TASK DIRECTIONS - Write out every record below exactly as it appears.

TASK MATERIAL -

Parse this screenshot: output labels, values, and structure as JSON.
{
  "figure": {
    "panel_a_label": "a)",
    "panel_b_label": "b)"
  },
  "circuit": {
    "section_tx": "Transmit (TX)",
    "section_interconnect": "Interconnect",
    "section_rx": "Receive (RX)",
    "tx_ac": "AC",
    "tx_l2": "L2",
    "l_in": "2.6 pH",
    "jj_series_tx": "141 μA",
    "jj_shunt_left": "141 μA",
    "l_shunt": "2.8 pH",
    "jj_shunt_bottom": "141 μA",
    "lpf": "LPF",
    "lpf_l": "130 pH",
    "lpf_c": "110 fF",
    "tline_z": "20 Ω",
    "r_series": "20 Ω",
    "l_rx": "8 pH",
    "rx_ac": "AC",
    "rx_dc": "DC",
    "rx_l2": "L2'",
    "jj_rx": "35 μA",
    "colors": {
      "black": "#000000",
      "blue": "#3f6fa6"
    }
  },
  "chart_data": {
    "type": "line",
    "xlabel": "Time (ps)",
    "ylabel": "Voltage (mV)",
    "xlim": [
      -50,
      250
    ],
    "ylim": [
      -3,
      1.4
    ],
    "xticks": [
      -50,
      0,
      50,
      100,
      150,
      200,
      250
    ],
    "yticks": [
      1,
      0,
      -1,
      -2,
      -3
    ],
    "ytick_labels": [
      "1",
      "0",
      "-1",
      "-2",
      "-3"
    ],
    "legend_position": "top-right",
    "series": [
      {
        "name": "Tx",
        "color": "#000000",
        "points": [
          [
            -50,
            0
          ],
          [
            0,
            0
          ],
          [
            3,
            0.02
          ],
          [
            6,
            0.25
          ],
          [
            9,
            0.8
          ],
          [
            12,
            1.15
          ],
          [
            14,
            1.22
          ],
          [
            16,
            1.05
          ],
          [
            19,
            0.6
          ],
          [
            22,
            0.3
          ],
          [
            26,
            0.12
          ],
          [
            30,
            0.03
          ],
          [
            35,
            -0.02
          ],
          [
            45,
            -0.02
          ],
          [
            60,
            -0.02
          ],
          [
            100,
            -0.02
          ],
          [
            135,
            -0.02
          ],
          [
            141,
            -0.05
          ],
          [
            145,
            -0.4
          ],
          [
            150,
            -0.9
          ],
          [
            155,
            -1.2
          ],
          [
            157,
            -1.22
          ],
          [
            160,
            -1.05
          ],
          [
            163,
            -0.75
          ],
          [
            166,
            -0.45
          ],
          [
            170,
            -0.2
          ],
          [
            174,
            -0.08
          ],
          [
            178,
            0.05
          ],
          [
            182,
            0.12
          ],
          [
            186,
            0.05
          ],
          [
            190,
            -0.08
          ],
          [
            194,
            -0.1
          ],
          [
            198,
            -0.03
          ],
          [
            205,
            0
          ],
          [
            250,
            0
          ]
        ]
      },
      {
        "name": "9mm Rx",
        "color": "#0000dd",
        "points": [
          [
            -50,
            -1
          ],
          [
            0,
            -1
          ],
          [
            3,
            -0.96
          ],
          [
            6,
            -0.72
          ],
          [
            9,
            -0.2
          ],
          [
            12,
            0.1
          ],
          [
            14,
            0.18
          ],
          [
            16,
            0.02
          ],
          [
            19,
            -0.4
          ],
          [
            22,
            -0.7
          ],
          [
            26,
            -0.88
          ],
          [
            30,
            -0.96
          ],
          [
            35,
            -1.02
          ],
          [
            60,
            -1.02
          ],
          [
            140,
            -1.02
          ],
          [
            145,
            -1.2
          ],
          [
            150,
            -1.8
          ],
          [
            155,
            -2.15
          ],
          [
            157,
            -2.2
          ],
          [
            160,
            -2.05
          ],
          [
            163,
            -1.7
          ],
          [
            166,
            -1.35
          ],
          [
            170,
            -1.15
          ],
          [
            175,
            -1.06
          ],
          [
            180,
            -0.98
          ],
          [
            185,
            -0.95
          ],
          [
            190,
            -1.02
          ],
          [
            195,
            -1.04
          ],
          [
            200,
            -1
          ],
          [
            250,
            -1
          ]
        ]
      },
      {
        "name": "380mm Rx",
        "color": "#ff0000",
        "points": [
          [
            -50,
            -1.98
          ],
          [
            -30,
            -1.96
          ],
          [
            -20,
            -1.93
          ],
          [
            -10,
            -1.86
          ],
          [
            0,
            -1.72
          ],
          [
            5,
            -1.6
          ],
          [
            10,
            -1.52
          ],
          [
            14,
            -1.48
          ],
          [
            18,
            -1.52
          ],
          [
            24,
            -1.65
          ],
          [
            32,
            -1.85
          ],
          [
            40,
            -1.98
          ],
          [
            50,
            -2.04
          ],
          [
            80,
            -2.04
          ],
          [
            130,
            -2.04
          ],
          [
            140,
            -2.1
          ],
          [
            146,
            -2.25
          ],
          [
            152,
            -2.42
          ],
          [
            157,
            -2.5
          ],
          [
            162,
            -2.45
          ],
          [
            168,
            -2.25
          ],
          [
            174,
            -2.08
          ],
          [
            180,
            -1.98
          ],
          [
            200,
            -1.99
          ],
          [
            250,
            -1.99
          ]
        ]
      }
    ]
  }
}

SOLUTION TO THIS EXERCISE -
Parse this screenshot: output labels, values, and structure as JSON.
{
  "figure": {
    "panel_a_label": "a)",
    "panel_b_label": "b)"
  },
  "circuit": {
    "section_tx": "Transmit (TX)",
    "section_interconnect": "Interconnect",
    "section_rx": "Receive (RX)",
    "tx_ac": "AC",
    "tx_l2": "L2",
    "l_in": "2.6 pH",
    "jj_series_tx": "141 μA",
    "jj_shunt_left": "141 μA",
    "l_shunt": "2.8 pH",
    "jj_shunt_bottom": "141 μA",
    "lpf": "LPF",
    "lpf_l": "130 pH",
    "lpf_c": "110 fF",
    "tline_z": "20 Ω",
    "r_series": "20 Ω",
    "l_rx": "8 pH",
    "rx_ac": "AC",
    "rx_dc": "DC",
    "rx_l2": "L2'",
    "jj_rx": "35 μA",
    "colors": {
      "black": "#000000",
      "blue": "#3f6fa6"
    }
  },
  "chart_data": {
    "type": "line",
    "xlabel": "Time (ps)",
    "ylabel": "Voltage (mV)",
    "xlim": [
      -50,
      250
    ],
    "ylim": [
      -3,
      1.4
    ],
    "xticks": [
      -50,
      0,
      50,
      100,
      150,
      200,
      250
    ],
    "yticks": [
      1,
      0,
      -1,
      -2,
      -3
    ],
    "ytick_labels": [
      "1",
      "0",
      "-1",
      "-2",
      "-3"
    ],
    "legend_position": "top-right",
    "series": [
      {
        "name": "Tx",
        "color": "#000000",
        "points": [
          [
            -50,
            0
          ],
          [
            0,
            0
          ],
          [
            3,
            0.02
          ],
          [
            6,
            0.25
          ],
          [
            9,
            0.8
          ],
          [
            12,
            1.15
          ],
          [
            14,
            1.22
          ],
          [
            16,
            1.05
          ],
          [
            19,
            0.6
          ],
          [
            22,
            0.3
          ],
          [
            26,
            0.12
          ],
          [
            30,
            0.03
          ],
          [
            35,
            -0.02
          ],
          [
            45,
            -0.02
          ],
          [
            60,
            -0.02
          ],
          [
            100,
            -0.02
          ],
          [
            135,
            -0.02
          ],
          [
            141,
            -0.05
          ],
          [
            145,
            -0.4
          ],
          [
            150,
            -0.9
          ],
          [
            155,
            -1.2
          ],
          [
            157,
            -1.22
          ],
          [
            160,
            -1.05
          ],
          [
            163,
            -0.75
          ],
          [
            166,
            -0.45
          ],
          [
            170,
            -0.2
          ],
          [
            174,
            -0.08
          ],
          [
            178,
            0.05
          ],
          [
            182,
            0.12
          ],
          [
            186,
            0.05
          ],
          [
            190,
            -0.08
          ],
          [
            194,
            -0.1
          ],
          [
            198,
            -0.03
          ],
          [
            205,
            0
          ],
          [
            250,
            0
          ]
        ]
      },
      {
        "name": "9mm Rx",
        "color": "#0000dd",
        "points": [
          [
            -50,
            -1
          ],
          [
            0,
            -1
          ],
          [
            3,
            -0.96
          ],
          [
            6,
            -0.72
          ],
          [
            9,
            -0.2
          ],
          [
            12,
            0.1
          ],
          [
            14,
            0.18
          ],
          [
            16,
            0.02
          ],
          [
            19,
            -0.4
          ],
          [
            22,
            -0.7
          ],
          [
            26,
            -0.88
          ],
          [
            30,
            -0.96
          ],
          [
            35,
            -1.02
          ],
          [
            60,
            -1.02
          ],
          [
            140,
            -1.02
          ],
          [
            145,
            -1.2
          ],
          [
            150,
            -1.8
          ],
          [
            155,
            -2.15
          ],
          [
            157,
            -2.2
          ],
          [
            160,
            -2.05
          ],
          [
            163,
            -1.7
          ],
          [
            166,
            -1.35
          ],
          [
            170,
            -1.15
          ],
          [
            175,
            -1.06
          ],
          [
            180,
            -0.98
          ],
          [
            185,
            -0.95
          ],
          [
            190,
            -1.02
          ],
          [
            195,
            -1.04
          ],
          [
            200,
            -1
          ],
          [
            250,
            -1
          ]
        ]
      },
      {
        "name": "380mm Rx",
        "color": "#ff0000",
        "points": [
          [
            -50,
            -1.98
          ],
          [
            -30,
            -1.96
          ],
          [
            -20,
            -1.93
          ],
          [
            -10,
            -1.86
          ],
          [
            0,
            -1.72
          ],
          [
            5,
            -1.6
          ],
          [
            10,
            -1.52
          ],
          [
            14,
            -1.48
          ],
          [
            18,
            -1.52
          ],
          [
            24,
            -1.65
          ],
          [
            32,
            -1.85
          ],
          [
            40,
            -1.98
          ],
          [
            50,
            -2.04
          ],
          [
            80,
            -2.04
          ],
          [
            130,
            -2.04
          ],
          [
            140,
            -2.1
          ],
          [
            146,
            -2.25
          ],
          [
            152,
            -2.42
          ],
          [
            157,
            -2.5
          ],
          [
            162,
            -2.45
          ],
          [
            168,
            -2.25
          ],
          [
            174,
            -2.08
          ],
          [
            180,
            -1.98
          ],
          [
            200,
            -1.99
          ],
          [
            250,
            -1.99
          ]
        ]
      }
    ]
  }
}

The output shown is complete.